## To be done
Your task is to retype each line of the data below exactly.

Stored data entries
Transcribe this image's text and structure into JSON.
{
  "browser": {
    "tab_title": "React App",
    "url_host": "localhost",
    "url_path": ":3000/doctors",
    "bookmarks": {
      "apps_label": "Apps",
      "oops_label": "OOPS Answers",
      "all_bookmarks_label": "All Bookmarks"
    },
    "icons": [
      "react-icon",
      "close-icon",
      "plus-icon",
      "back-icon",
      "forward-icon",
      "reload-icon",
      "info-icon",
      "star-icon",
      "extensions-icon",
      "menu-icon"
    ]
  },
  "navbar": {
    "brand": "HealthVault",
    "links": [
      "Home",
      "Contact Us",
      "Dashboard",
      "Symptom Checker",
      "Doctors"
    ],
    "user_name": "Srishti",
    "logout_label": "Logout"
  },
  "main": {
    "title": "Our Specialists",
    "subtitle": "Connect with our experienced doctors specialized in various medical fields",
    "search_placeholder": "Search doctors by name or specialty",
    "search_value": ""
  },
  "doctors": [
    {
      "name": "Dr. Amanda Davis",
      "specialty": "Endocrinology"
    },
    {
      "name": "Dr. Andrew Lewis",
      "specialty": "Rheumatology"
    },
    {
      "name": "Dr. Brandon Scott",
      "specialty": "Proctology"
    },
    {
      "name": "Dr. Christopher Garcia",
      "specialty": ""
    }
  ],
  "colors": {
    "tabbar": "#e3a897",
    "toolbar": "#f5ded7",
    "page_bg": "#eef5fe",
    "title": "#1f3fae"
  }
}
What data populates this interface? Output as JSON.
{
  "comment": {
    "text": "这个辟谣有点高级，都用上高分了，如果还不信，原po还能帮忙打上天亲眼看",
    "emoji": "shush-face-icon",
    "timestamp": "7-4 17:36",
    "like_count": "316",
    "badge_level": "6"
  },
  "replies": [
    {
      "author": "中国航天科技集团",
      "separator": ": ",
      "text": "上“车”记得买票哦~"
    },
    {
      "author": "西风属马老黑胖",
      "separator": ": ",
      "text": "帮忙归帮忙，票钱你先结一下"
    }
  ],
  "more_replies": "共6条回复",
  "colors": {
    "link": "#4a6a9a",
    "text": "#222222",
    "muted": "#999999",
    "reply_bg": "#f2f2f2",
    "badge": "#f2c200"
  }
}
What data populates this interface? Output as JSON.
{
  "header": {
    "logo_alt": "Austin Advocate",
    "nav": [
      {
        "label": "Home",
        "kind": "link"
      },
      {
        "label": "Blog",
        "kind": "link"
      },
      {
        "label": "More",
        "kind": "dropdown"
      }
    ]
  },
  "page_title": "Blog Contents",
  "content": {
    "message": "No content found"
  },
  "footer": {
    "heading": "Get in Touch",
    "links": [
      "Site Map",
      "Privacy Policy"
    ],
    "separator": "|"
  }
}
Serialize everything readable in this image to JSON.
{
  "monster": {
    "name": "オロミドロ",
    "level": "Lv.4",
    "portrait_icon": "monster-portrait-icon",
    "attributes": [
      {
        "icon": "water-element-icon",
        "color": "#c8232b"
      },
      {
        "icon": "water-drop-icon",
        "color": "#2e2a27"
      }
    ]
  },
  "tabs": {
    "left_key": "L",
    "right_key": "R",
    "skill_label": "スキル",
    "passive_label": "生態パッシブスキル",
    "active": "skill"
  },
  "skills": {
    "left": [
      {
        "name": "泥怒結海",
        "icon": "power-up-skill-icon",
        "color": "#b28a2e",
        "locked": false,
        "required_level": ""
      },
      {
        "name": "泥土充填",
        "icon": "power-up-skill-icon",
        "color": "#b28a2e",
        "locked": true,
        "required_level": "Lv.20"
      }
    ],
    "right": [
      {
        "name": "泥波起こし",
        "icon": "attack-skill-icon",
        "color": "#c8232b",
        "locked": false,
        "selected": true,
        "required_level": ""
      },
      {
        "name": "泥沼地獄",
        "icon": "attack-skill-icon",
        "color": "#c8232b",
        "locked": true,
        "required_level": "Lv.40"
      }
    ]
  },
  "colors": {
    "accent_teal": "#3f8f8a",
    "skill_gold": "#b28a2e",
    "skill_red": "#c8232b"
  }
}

## Output for this task
Transcribe this image's text and structure into JSON.
{
  "browser": {
    "tab_title": "React App",
    "url_host": "localhost",
    "url_path": ":3000/doctors",
    "bookmarks": {
      "apps_label": "Apps",
      "oops_label": "OOPS Answers",
      "all_bookmarks_label": "All Bookmarks"
    },
    "icons": [
      "react-icon",
      "close-icon",
      "plus-icon",
      "back-icon",
      "forward-icon",
      "reload-icon",
      "info-icon",
      "star-icon",
      "extensions-icon",
      "menu-icon"
    ]
  },
  "navbar": {
    "brand": "HealthVault",
    "links": [
      "Home",
      "Contact Us",
      "Dashboard",
      "Symptom Checker",
      "Doctors"
    ],
    "user_name": "Srishti",
    "logout_label": "Logout"
  },
  "main": {
    "title": "Our Specialists",
    "subtitle": "Connect with our experienced doctors specialized in various medical fields",
    "search_placeholder": "Search doctors by name or specialty",
    "search_value": ""
  },
  "doctors": [
    {
      "name": "Dr. Amanda Davis",
      "specialty": "Endocrinology"
    },
    {
      "name": "Dr. Andrew Lewis",
      "specialty": "Rheumatology"
    },
    {
      "name": "Dr. Brandon Scott",
      "specialty": "Proctology"
    },
    {
      "name": "Dr. Christopher Garcia",
      "specialty": ""
    }
  ],
  "colors": {
    "tabbar": "#e3a897",
    "toolbar": "#f5ded7",
    "page_bg": "#eef5fe",
    "title": "#1f3fae"
  }
}
What data populates this interface? Output as JSON.
{
  "comment": {
    "text": "这个辟谣有点高级，都用上高分了，如果还不信，原po还能帮忙打上天亲眼看",
    "emoji": "shush-face-icon",
    "timestamp": "7-4 17:36",
    "like_count": "316",
    "badge_level": "6"
  },
  "replies": [
    {
      "author": "中国航天科技集团",
      "separator": ": ",
      "text": "上“车”记得买票哦~"
    },
    {
      "author": "西风属马老黑胖",
      "separator": ": ",
      "text": "帮忙归帮忙，票钱你先结一下"
    }
  ],
  "more_replies": "共6条回复",
  "colors": {
    "link": "#4a6a9a",
    "text": "#222222",
    "muted": "#999999",
    "reply_bg": "#f2f2f2",
    "badge": "#f2c200"
  }
}
What data populates this interface? Output as JSON.
{
  "header": {
    "logo_alt": "Austin Advocate",
    "nav": [
      {
        "label": "Home",
        "kind": "link"
      },
      {
        "label": "Blog",
        "kind": "link"
      },
      {
        "label": "More",
        "kind": "dropdown"
      }
    ]
  },
  "page_title": "Blog Contents",
  "content": {
    "message": "No content found"
  },
  "footer": {
    "heading": "Get in Touch",
    "links": [
      "Site Map",
      "Privacy Policy"
    ],
    "separator": "|"
  }
}
Serialize everything readable in this image to JSON.
{
  "monster": {
    "name": "オロミドロ",
    "level": "Lv.4",
    "portrait_icon": "monster-portrait-icon",
    "attributes": [
      {
        "icon": "water-element-icon",
        "color": "#c8232b"
      },
      {
        "icon": "water-drop-icon",
        "color": "#2e2a27"
      }
    ]
  },
  "tabs": {
    "left_key": "L",
    "right_key": "R",
    "skill_label": "スキル",
    "passive_label": "生態パッシブスキル",
    "active": "skill"
  },
  "skills": {
    "left": [
      {
        "name": "泥怒結海",
        "icon": "power-up-skill-icon",
        "color": "#b28a2e",
        "locked": false,
        "required_level": ""
      },
      {
        "name": "泥土充填",
        "icon": "power-up-skill-icon",
        "color": "#b28a2e",
        "locked": true,
        "required_level": "Lv.20"
      }
    ],
    "right": [
      {
        "name": "泥波起こし",
        "icon": "attack-skill-icon",
        "color": "#c8232b",
        "locked": false,
        "selected": true,
        "required_level": ""
      },
      {
        "name": "泥沼地獄",
        "icon": "attack-skill-icon",
        "color": "#c8232b",
        "locked": true,
        "required_level": "Lv.40"
      }
    ]
  },
  "colors": {
    "accent_teal": "#3f8f8a",
    "skill_gold": "#b28a2e",
    "skill_red": "#c8232b"
  }
}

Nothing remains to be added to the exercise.